Your task is to repeat the entries exactly. Leave the pictures out.

:: DATA FOR THIS EXERCISE

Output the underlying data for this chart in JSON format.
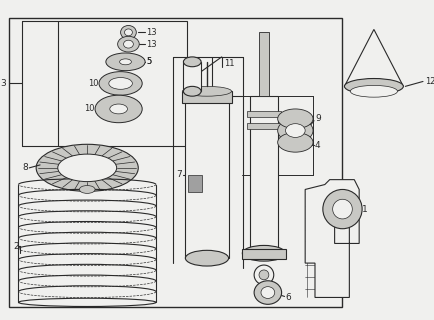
{
  "bg_color": "#e8e8e4",
  "line_color": "#2a2a2a",
  "white": "#f0f0ee",
  "gray_light": "#c8c8c4",
  "gray_mid": "#a0a0a0"
}
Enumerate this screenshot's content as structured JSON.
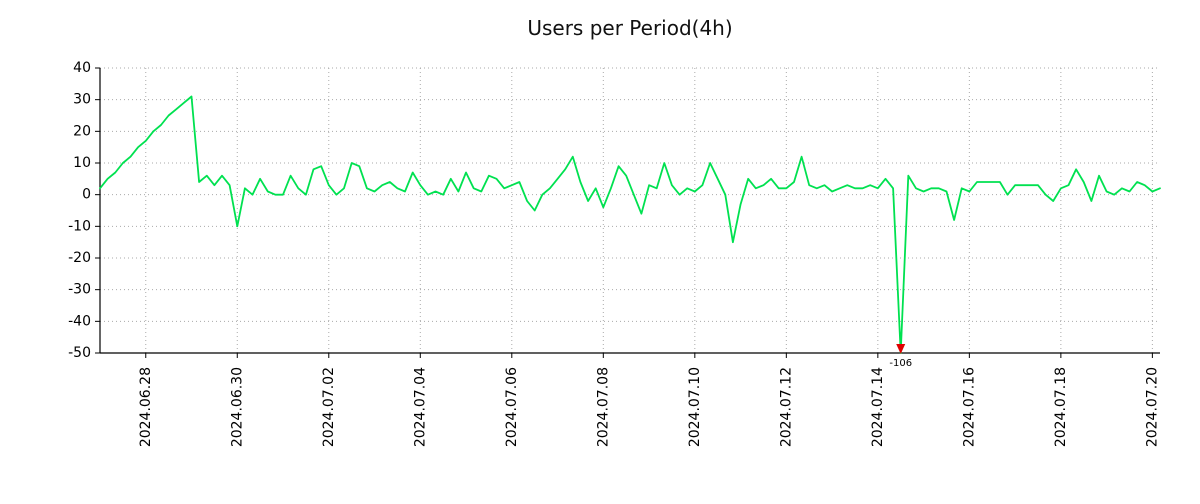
{
  "colors": {
    "line": "#00e150",
    "grid": "#aaaaaa",
    "axis": "#000000",
    "marker": "#e00000",
    "annotation": "#00b84a",
    "background": "#ffffff",
    "text": "#111111"
  },
  "chart_data": {
    "type": "line",
    "title": "Users per Period(4h)",
    "xlabel": "",
    "ylabel": "",
    "ylim": [
      -50,
      40
    ],
    "y_ticks": [
      40,
      30,
      20,
      10,
      0,
      -10,
      -20,
      -30,
      -40,
      -50
    ],
    "x_ticks": [
      {
        "t": 1,
        "label": "2024.06.28"
      },
      {
        "t": 3,
        "label": "2024.06.30"
      },
      {
        "t": 5,
        "label": "2024.07.02"
      },
      {
        "t": 7,
        "label": "2024.07.04"
      },
      {
        "t": 9,
        "label": "2024.07.06"
      },
      {
        "t": 11,
        "label": "2024.07.08"
      },
      {
        "t": 13,
        "label": "2024.07.10"
      },
      {
        "t": 15,
        "label": "2024.07.12"
      },
      {
        "t": 17,
        "label": "2024.07.14"
      },
      {
        "t": 19,
        "label": "2024.07.16"
      },
      {
        "t": 21,
        "label": "2024.07.18"
      },
      {
        "t": 23,
        "label": "2024.07.20"
      }
    ],
    "x_range_days": [
      0,
      23.1666667
    ],
    "sample_interval_hours": 4,
    "grid": true,
    "legend": "none",
    "clip_min": -50,
    "annotation": {
      "text": "-106",
      "value": -106,
      "t": 17.5,
      "marker": "red-down-triangle"
    },
    "series": [
      {
        "name": "users",
        "color": "#00e150",
        "start_day": 0,
        "step_days": 0.1666667,
        "values": [
          2,
          5,
          7,
          10,
          12,
          15,
          17,
          20,
          22,
          25,
          27,
          29,
          31,
          4,
          6,
          3,
          6,
          3,
          -10,
          2,
          0,
          5,
          1,
          0,
          0,
          6,
          2,
          0,
          8,
          9,
          3,
          0,
          2,
          10,
          9,
          2,
          1,
          3,
          4,
          2,
          1,
          7,
          3,
          0,
          1,
          0,
          5,
          1,
          7,
          2,
          1,
          6,
          5,
          2,
          3,
          4,
          -2,
          -5,
          0,
          2,
          5,
          8,
          12,
          4,
          -2,
          2,
          -4,
          2,
          9,
          6,
          0,
          -6,
          3,
          2,
          10,
          3,
          0,
          2,
          1,
          3,
          10,
          5,
          0,
          -15,
          -3,
          5,
          2,
          3,
          5,
          2,
          2,
          4,
          12,
          3,
          2,
          3,
          1,
          2,
          3,
          2,
          2,
          3,
          2,
          5,
          2,
          -106,
          6,
          2,
          1,
          2,
          2,
          1,
          -8,
          2,
          1,
          4,
          4,
          4,
          4,
          0,
          3,
          3,
          3,
          3,
          0,
          -2,
          2,
          3,
          8,
          4,
          -2,
          6,
          1,
          0,
          2,
          1,
          4,
          3,
          1,
          2
        ]
      }
    ]
  }
}
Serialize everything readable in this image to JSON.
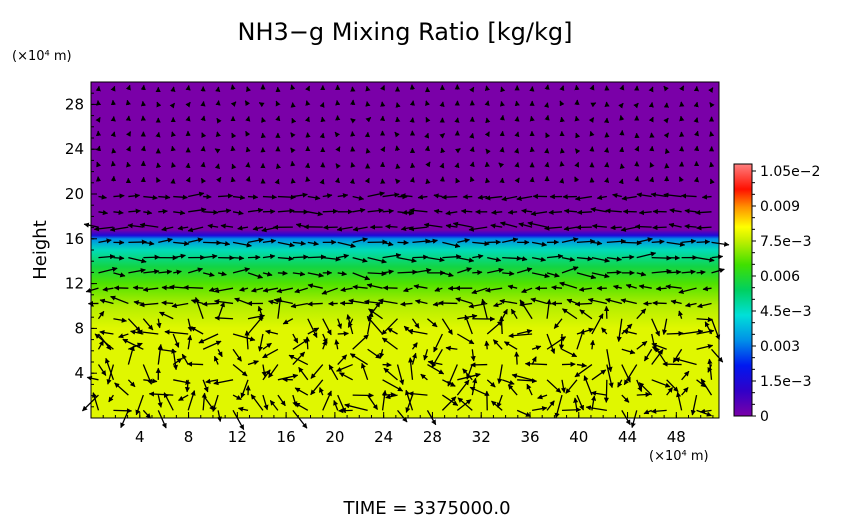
{
  "chart_data": {
    "type": "heatmap",
    "title": "NH3−g Mixing Ratio [kg/kg]",
    "xlabel": "",
    "ylabel": "Height",
    "x_unit": "(×10⁴ m)",
    "y_unit": "(×10⁴ m)",
    "xlim": [
      0,
      51.5
    ],
    "ylim": [
      0,
      30
    ],
    "x_ticks": [
      "4",
      "8",
      "12",
      "16",
      "20",
      "24",
      "28",
      "32",
      "36",
      "40",
      "44",
      "48"
    ],
    "y_ticks": [
      "4",
      "8",
      "12",
      "16",
      "20",
      "24",
      "28"
    ],
    "colorbar": {
      "min": 0,
      "max": 0.0108,
      "ticks": [
        {
          "value": 0,
          "label": "0"
        },
        {
          "value": 0.0015,
          "label": "1.5e−3"
        },
        {
          "value": 0.003,
          "label": "0.003"
        },
        {
          "value": 0.0045,
          "label": "4.5e−3"
        },
        {
          "value": 0.006,
          "label": "0.006"
        },
        {
          "value": 0.0075,
          "label": "7.5e−3"
        },
        {
          "value": 0.009,
          "label": "0.009"
        },
        {
          "value": 0.0105,
          "label": "1.05e−2"
        }
      ]
    },
    "vertical_profile": [
      {
        "height": 0,
        "value": 0.0078
      },
      {
        "height": 8,
        "value": 0.0078
      },
      {
        "height": 10,
        "value": 0.0074
      },
      {
        "height": 12,
        "value": 0.0066
      },
      {
        "height": 13.5,
        "value": 0.0057
      },
      {
        "height": 15,
        "value": 0.0046
      },
      {
        "height": 16,
        "value": 0.0032
      },
      {
        "height": 16.3,
        "value": 0.0015
      },
      {
        "height": 16.8,
        "value": 0.0
      }
    ],
    "vectors": "wind vectors (arrows) overlaid",
    "footer": "TIME  =  3375000.0"
  }
}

::::

- **FINAL RESULT**
Output the underlying data for this chart in JSON format.
{
  "bg_color": "#e8e8e4",
  "line_color": "#2a2a2a",
  "white": "#f0f0ee",
  "gray_light": "#c8c8c4",
  "gray_mid": "#a0a0a0"
}
Enumerate this screenshot's content as structured JSON.
{
  "colors": {
    "line": "#00e150",
    "grid": "#aaaaaa",
    "axis": "#000000",
    "marker": "#e00000",
    "annotation": "#00b84a",
    "background": "#ffffff",
    "text": "#111111"
  },
  "chart_data": {
    "type": "line",
    "title": "Users per Period(4h)",
    "xlabel": "",
    "ylabel": "",
    "ylim": [
      -50,
      40
    ],
    "y_ticks": [
      40,
      30,
      20,
      10,
      0,
      -10,
      -20,
      -30,
      -40,
      -50
    ],
    "x_ticks": [
      {
        "t": 1,
        "label": "2024.06.28"
      },
      {
        "t": 3,
        "label": "2024.06.30"
      },
      {
        "t": 5,
        "label": "2024.07.02"
      },
      {
        "t": 7,
        "label": "2024.07.04"
      },
      {
        "t": 9,
        "label": "2024.07.06"
      },
      {
        "t": 11,
        "label": "2024.07.08"
      },
      {
        "t": 13,
        "label": "2024.07.10"
      },
      {
        "t": 15,
        "label": "2024.07.12"
      },
      {
        "t": 17,
        "label": "2024.07.14"
      },
      {
        "t": 19,
        "label": "2024.07.16"
      },
      {
        "t": 21,
        "label": "2024.07.18"
      },
      {
        "t": 23,
        "label": "2024.07.20"
      }
    ],
    "x_range_days": [
      0,
      23.1666667
    ],
    "sample_interval_hours": 4,
    "grid": true,
    "legend": "none",
    "clip_min": -50,
    "annotation": {
      "text": "-106",
      "value": -106,
      "t": 17.5,
      "marker": "red-down-triangle"
    },
    "series": [
      {
        "name": "users",
        "color": "#00e150",
        "start_day": 0,
        "step_days": 0.1666667,
        "values": [
          2,
          5,
          7,
          10,
          12,
          15,
          17,
          20,
          22,
          25,
          27,
          29,
          31,
          4,
          6,
          3,
          6,
          3,
          -10,
          2,
          0,
          5,
          1,
          0,
          0,
          6,
          2,
          0,
          8,
          9,
          3,
          0,
          2,
          10,
          9,
          2,
          1,
          3,
          4,
          2,
          1,
          7,
          3,
          0,
          1,
          0,
          5,
          1,
          7,
          2,
          1,
          6,
          5,
          2,
          3,
          4,
          -2,
          -5,
          0,
          2,
          5,
          8,
          12,
          4,
          -2,
          2,
          -4,
          2,
          9,
          6,
          0,
          -6,
          3,
          2,
          10,
          3,
          0,
          2,
          1,
          3,
          10,
          5,
          0,
          -15,
          -3,
          5,
          2,
          3,
          5,
          2,
          2,
          4,
          12,
          3,
          2,
          3,
          1,
          2,
          3,
          2,
          2,
          3,
          2,
          5,
          2,
          -106,
          6,
          2,
          1,
          2,
          2,
          1,
          -8,
          2,
          1,
          4,
          4,
          4,
          4,
          0,
          3,
          3,
          3,
          3,
          0,
          -2,
          2,
          3,
          8,
          4,
          -2,
          6,
          1,
          0,
          2,
          1,
          4,
          3,
          1,
          2
        ]
      }
    ]
  }
}
Serialize everything readable in this image to JSON.
{
  "chart_data": {
    "type": "heatmap",
    "title": "NH3−g Mixing Ratio [kg/kg]",
    "xlabel": "",
    "ylabel": "Height",
    "x_unit": "(×10⁴ m)",
    "y_unit": "(×10⁴ m)",
    "xlim": [
      0,
      51.5
    ],
    "ylim": [
      0,
      30
    ],
    "x_ticks": [
      "4",
      "8",
      "12",
      "16",
      "20",
      "24",
      "28",
      "32",
      "36",
      "40",
      "44",
      "48"
    ],
    "y_ticks": [
      "4",
      "8",
      "12",
      "16",
      "20",
      "24",
      "28"
    ],
    "colorbar": {
      "min": 0,
      "max": 0.0108,
      "ticks": [
        {
          "value": 0,
          "label": "0"
        },
        {
          "value": 0.0015,
          "label": "1.5e−3"
        },
        {
          "value": 0.003,
          "label": "0.003"
        },
        {
          "value": 0.0045,
          "label": "4.5e−3"
        },
        {
          "value": 0.006,
          "label": "0.006"
        },
        {
          "value": 0.0075,
          "label": "7.5e−3"
        },
        {
          "value": 0.009,
          "label": "0.009"
        },
        {
          "value": 0.0105,
          "label": "1.05e−2"
        }
      ]
    },
    "vertical_profile": [
      {
        "height": 0,
        "value": 0.0078
      },
      {
        "height": 8,
        "value": 0.0078
      },
      {
        "height": 10,
        "value": 0.0074
      },
      {
        "height": 12,
        "value": 0.0066
      },
      {
        "height": 13.5,
        "value": 0.0057
      },
      {
        "height": 15,
        "value": 0.0046
      },
      {
        "height": 16,
        "value": 0.0032
      },
      {
        "height": 16.3,
        "value": 0.0015
      },
      {
        "height": 16.8,
        "value": 0.0
      }
    ],
    "vectors": "wind vectors (arrows) overlaid",
    "footer": "TIME  =  3375000.0"
  }
}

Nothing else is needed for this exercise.